◆ **Stated exercise**: Wherever the word "name" appears in a line, extract that line.

◆ **Data for this exercise**:
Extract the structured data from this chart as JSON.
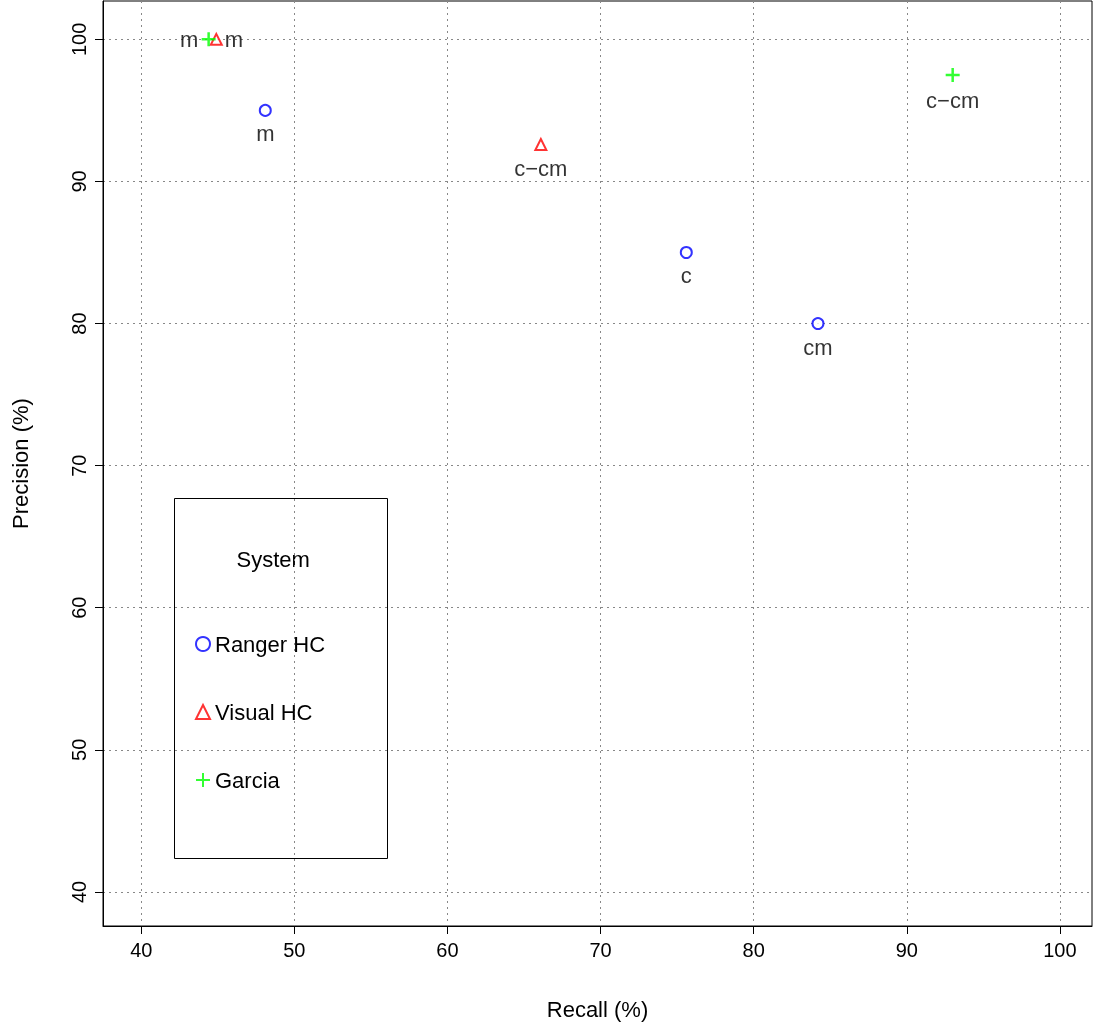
{
  "chart_data": {
    "type": "scatter",
    "xlabel": "Recall (%)",
    "ylabel": "Precision (%)",
    "legend_title": "System",
    "legend": "bottom left",
    "grid": true,
    "xlim": [
      37.5,
      102.1
    ],
    "xticks": [
      40,
      50,
      60,
      70,
      80,
      90,
      100
    ],
    "ylim": [
      37.6,
      102.7
    ],
    "yticks": [
      40,
      50,
      60,
      70,
      80,
      90,
      100
    ],
    "series": [
      {
        "name": "Ranger HC",
        "color": "#0000ff",
        "marker": "circle",
        "x": [
          48.1,
          75.6,
          84.2
        ],
        "values": [
          95,
          85,
          80
        ],
        "value_labels": [
          "m",
          "c",
          "cm"
        ]
      },
      {
        "name": "Visual HC",
        "color": "#ff0000",
        "marker": "triangle",
        "x": [
          44.9,
          66.1
        ],
        "values": [
          100,
          92.6
        ],
        "value_labels": [
          "m",
          "c−cm"
        ]
      },
      {
        "name": "Garcia",
        "color": "#00ff00",
        "marker": "cross",
        "x": [
          44.4,
          93
        ],
        "values": [
          100,
          97.5
        ],
        "value_labels": [
          "m",
          "c−cm"
        ]
      }
    ]
  }
}
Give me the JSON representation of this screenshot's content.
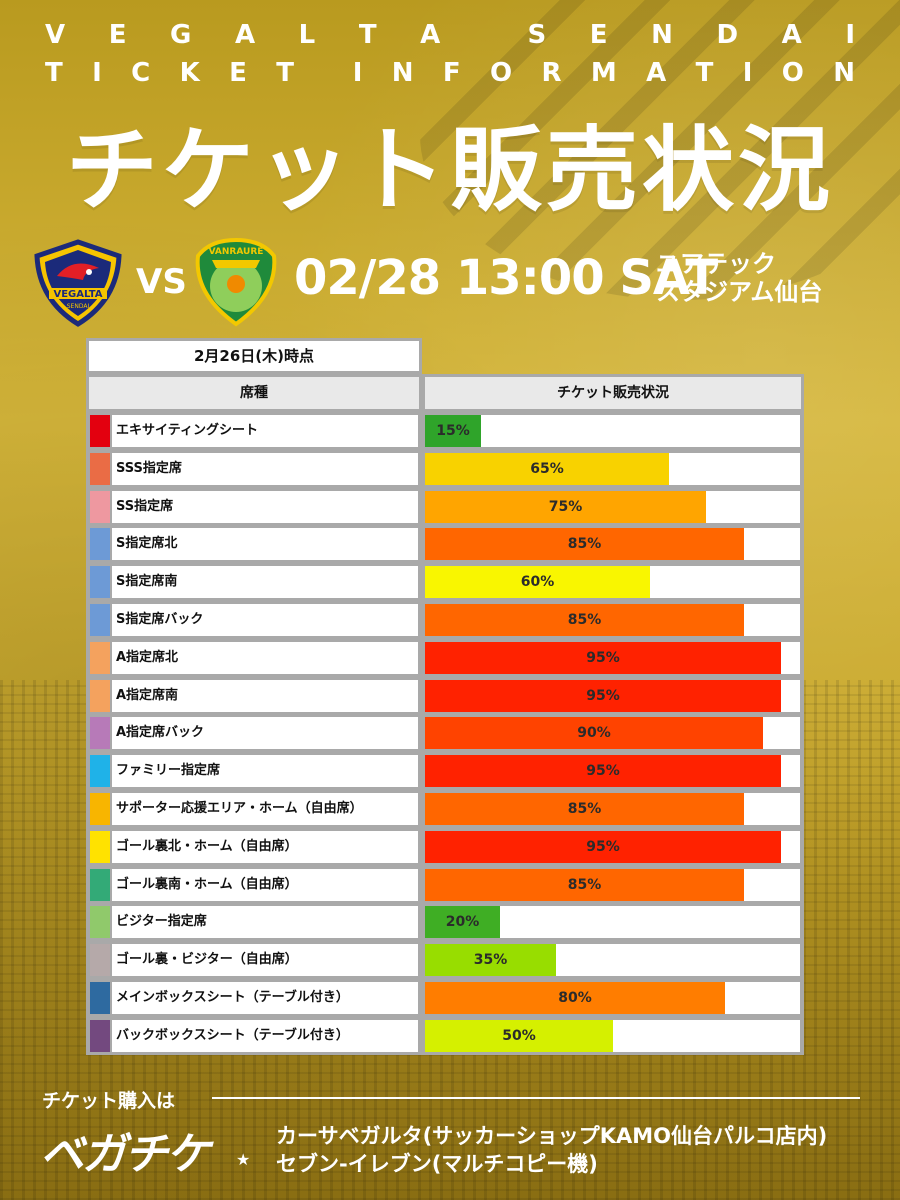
{
  "header": {
    "line1": [
      "V",
      "E",
      "G",
      "A",
      "L",
      "T",
      "A",
      " ",
      "S",
      "E",
      "N",
      "D",
      "A",
      "I"
    ],
    "line2": [
      "T",
      "I",
      "C",
      "K",
      "E",
      "T",
      " ",
      "I",
      "N",
      "F",
      "O",
      "R",
      "M",
      "A",
      "T",
      "I",
      "O",
      "N"
    ],
    "title": "チケット販売状況"
  },
  "match": {
    "home_crest_text": "VEGALTA",
    "home_crest_sub": "SENDAI",
    "away_crest_text": "VANRAURE",
    "vs": "VS",
    "datetime": "02/28 13:00 SAT",
    "venue_line1": "ユアテック",
    "venue_line2": "スタジアム仙台"
  },
  "table": {
    "as_of": "2月26日(木)時点",
    "col_seat": "席種",
    "col_status": "チケット販売状況",
    "rows": [
      {
        "seat": "エキサイティングシート",
        "percent": 15,
        "label": "15%",
        "swatch": "#e3000f",
        "bar": "#2fa42a"
      },
      {
        "seat": "SSS指定席",
        "percent": 65,
        "label": "65%",
        "swatch": "#ea6c45",
        "bar": "#f8d200"
      },
      {
        "seat": "SS指定席",
        "percent": 75,
        "label": "75%",
        "swatch": "#ee98a0",
        "bar": "#ffa500"
      },
      {
        "seat": "S指定席北",
        "percent": 85,
        "label": "85%",
        "swatch": "#6d9ad6",
        "bar": "#ff6600"
      },
      {
        "seat": "S指定席南",
        "percent": 60,
        "label": "60%",
        "swatch": "#6d9ad6",
        "bar": "#f9f600"
      },
      {
        "seat": "S指定席バック",
        "percent": 85,
        "label": "85%",
        "swatch": "#6d9ad6",
        "bar": "#ff6600"
      },
      {
        "seat": "A指定席北",
        "percent": 95,
        "label": "95%",
        "swatch": "#f4a25e",
        "bar": "#ff2200"
      },
      {
        "seat": "A指定席南",
        "percent": 95,
        "label": "95%",
        "swatch": "#f4a25e",
        "bar": "#ff2200"
      },
      {
        "seat": "A指定席バック",
        "percent": 90,
        "label": "90%",
        "swatch": "#b77ab8",
        "bar": "#ff4300"
      },
      {
        "seat": "ファミリー指定席",
        "percent": 95,
        "label": "95%",
        "swatch": "#1fb2e8",
        "bar": "#ff2200"
      },
      {
        "seat": "サポーター応援エリア・ホーム（自由席）",
        "percent": 85,
        "label": "85%",
        "swatch": "#f8b500",
        "bar": "#ff6600"
      },
      {
        "seat": "ゴール裏北・ホーム（自由席）",
        "percent": 95,
        "label": "95%",
        "swatch": "#ffe200",
        "bar": "#ff2200"
      },
      {
        "seat": "ゴール裏南・ホーム（自由席）",
        "percent": 85,
        "label": "85%",
        "swatch": "#33aa77",
        "bar": "#ff6600"
      },
      {
        "seat": "ビジター指定席",
        "percent": 20,
        "label": "20%",
        "swatch": "#90c96b",
        "bar": "#3fae24"
      },
      {
        "seat": "ゴール裏・ビジター（自由席）",
        "percent": 35,
        "label": "35%",
        "swatch": "#b5a9a9",
        "bar": "#98dd00"
      },
      {
        "seat": "メインボックスシート（テーブル付き）",
        "percent": 80,
        "label": "80%",
        "swatch": "#2e6aa0",
        "bar": "#ff7d00"
      },
      {
        "seat": "バックボックスシート（テーブル付き）",
        "percent": 50,
        "label": "50%",
        "swatch": "#73497f",
        "bar": "#d5f000"
      }
    ]
  },
  "footer": {
    "buy_label": "チケット購入は",
    "logo": "ベガチケ",
    "shop1": "カーサベガルタ(サッカーショップKAMO仙台パルコ店内)",
    "shop2": "セブン-イレブン(マルチコピー機)"
  }
}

◆ **Solution to this exercise**:
        "name": "Ranger HC",
        "name": "Visual HC",
        "name": "Garcia",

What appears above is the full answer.